Give the listing again in full, exactly as written.

%%

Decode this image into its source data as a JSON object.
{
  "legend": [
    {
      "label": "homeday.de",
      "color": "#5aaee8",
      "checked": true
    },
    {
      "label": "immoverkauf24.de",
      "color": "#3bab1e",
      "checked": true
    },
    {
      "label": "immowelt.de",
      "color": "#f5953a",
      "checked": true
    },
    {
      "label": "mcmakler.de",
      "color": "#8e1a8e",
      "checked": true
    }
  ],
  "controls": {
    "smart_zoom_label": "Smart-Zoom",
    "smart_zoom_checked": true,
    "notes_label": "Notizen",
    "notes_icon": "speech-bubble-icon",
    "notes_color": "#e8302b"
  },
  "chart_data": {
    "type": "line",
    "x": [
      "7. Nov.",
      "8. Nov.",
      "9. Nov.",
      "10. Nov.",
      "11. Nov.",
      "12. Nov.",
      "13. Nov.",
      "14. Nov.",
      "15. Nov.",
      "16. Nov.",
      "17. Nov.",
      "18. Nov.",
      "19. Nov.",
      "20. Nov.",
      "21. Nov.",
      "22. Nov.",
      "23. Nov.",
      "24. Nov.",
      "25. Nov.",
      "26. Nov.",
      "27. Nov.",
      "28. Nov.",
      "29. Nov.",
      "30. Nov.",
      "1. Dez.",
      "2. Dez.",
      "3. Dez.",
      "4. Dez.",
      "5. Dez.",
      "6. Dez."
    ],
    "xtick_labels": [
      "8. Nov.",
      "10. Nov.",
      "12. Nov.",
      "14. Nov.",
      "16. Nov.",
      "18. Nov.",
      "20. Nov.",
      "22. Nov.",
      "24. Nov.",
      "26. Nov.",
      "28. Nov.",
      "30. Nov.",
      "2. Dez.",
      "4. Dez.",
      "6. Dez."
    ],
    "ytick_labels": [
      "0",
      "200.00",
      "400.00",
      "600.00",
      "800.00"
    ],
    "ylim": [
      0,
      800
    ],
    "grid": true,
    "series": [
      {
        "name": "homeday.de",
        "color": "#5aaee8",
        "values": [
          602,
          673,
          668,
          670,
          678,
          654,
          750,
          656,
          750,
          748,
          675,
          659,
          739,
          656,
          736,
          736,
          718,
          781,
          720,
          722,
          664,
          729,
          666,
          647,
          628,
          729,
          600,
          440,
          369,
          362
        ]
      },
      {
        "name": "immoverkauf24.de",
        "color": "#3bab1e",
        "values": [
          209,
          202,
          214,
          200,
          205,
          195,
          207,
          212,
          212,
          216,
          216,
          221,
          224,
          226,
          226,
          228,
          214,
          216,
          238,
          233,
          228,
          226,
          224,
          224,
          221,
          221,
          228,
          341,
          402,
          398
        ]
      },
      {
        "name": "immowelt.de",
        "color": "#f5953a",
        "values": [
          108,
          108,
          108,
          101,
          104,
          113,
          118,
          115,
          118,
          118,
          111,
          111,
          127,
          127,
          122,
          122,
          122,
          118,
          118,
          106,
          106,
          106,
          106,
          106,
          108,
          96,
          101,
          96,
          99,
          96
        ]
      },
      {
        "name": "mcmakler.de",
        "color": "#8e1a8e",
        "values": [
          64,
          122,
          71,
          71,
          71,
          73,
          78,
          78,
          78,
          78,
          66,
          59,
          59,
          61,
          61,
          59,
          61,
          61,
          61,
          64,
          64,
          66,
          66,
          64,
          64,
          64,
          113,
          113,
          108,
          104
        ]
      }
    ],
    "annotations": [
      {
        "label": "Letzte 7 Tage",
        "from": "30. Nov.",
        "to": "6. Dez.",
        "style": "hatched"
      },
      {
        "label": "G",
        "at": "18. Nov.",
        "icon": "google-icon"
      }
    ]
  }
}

%%

### Solution below
Decode this image into its source data as a JSON object.
{
  "legend": [
    {
      "label": "homeday.de",
      "color": "#5aaee8",
      "checked": true
    },
    {
      "label": "immoverkauf24.de",
      "color": "#3bab1e",
      "checked": true
    },
    {
      "label": "immowelt.de",
      "color": "#f5953a",
      "checked": true
    },
    {
      "label": "mcmakler.de",
      "color": "#8e1a8e",
      "checked": true
    }
  ],
  "controls": {
    "smart_zoom_label": "Smart-Zoom",
    "smart_zoom_checked": true,
    "notes_label": "Notizen",
    "notes_icon": "speech-bubble-icon",
    "notes_color": "#e8302b"
  },
  "chart_data": {
    "type": "line",
    "x": [
      "7. Nov.",
      "8. Nov.",
      "9. Nov.",
      "10. Nov.",
      "11. Nov.",
      "12. Nov.",
      "13. Nov.",
      "14. Nov.",
      "15. Nov.",
      "16. Nov.",
      "17. Nov.",
      "18. Nov.",
      "19. Nov.",
      "20. Nov.",
      "21. Nov.",
      "22. Nov.",
      "23. Nov.",
      "24. Nov.",
      "25. Nov.",
      "26. Nov.",
      "27. Nov.",
      "28. Nov.",
      "29. Nov.",
      "30. Nov.",
      "1. Dez.",
      "2. Dez.",
      "3. Dez.",
      "4. Dez.",
      "5. Dez.",
      "6. Dez."
    ],
    "xtick_labels": [
      "8. Nov.",
      "10. Nov.",
      "12. Nov.",
      "14. Nov.",
      "16. Nov.",
      "18. Nov.",
      "20. Nov.",
      "22. Nov.",
      "24. Nov.",
      "26. Nov.",
      "28. Nov.",
      "30. Nov.",
      "2. Dez.",
      "4. Dez.",
      "6. Dez."
    ],
    "ytick_labels": [
      "0",
      "200.00",
      "400.00",
      "600.00",
      "800.00"
    ],
    "ylim": [
      0,
      800
    ],
    "grid": true,
    "series": [
      {
        "name": "homeday.de",
        "color": "#5aaee8",
        "values": [
          602,
          673,
          668,
          670,
          678,
          654,
          750,
          656,
          750,
          748,
          675,
          659,
          739,
          656,
          736,
          736,
          718,
          781,
          720,
          722,
          664,
          729,
          666,
          647,
          628,
          729,
          600,
          440,
          369,
          362
        ]
      },
      {
        "name": "immoverkauf24.de",
        "color": "#3bab1e",
        "values": [
          209,
          202,
          214,
          200,
          205,
          195,
          207,
          212,
          212,
          216,
          216,
          221,
          224,
          226,
          226,
          228,
          214,
          216,
          238,
          233,
          228,
          226,
          224,
          224,
          221,
          221,
          228,
          341,
          402,
          398
        ]
      },
      {
        "name": "immowelt.de",
        "color": "#f5953a",
        "values": [
          108,
          108,
          108,
          101,
          104,
          113,
          118,
          115,
          118,
          118,
          111,
          111,
          127,
          127,
          122,
          122,
          122,
          118,
          118,
          106,
          106,
          106,
          106,
          106,
          108,
          96,
          101,
          96,
          99,
          96
        ]
      },
      {
        "name": "mcmakler.de",
        "color": "#8e1a8e",
        "values": [
          64,
          122,
          71,
          71,
          71,
          73,
          78,
          78,
          78,
          78,
          66,
          59,
          59,
          61,
          61,
          59,
          61,
          61,
          61,
          64,
          64,
          66,
          66,
          64,
          64,
          64,
          113,
          113,
          108,
          104
        ]
      }
    ],
    "annotations": [
      {
        "label": "Letzte 7 Tage",
        "from": "30. Nov.",
        "to": "6. Dez.",
        "style": "hatched"
      },
      {
        "label": "G",
        "at": "18. Nov.",
        "icon": "google-icon"
      }
    ]
  }
}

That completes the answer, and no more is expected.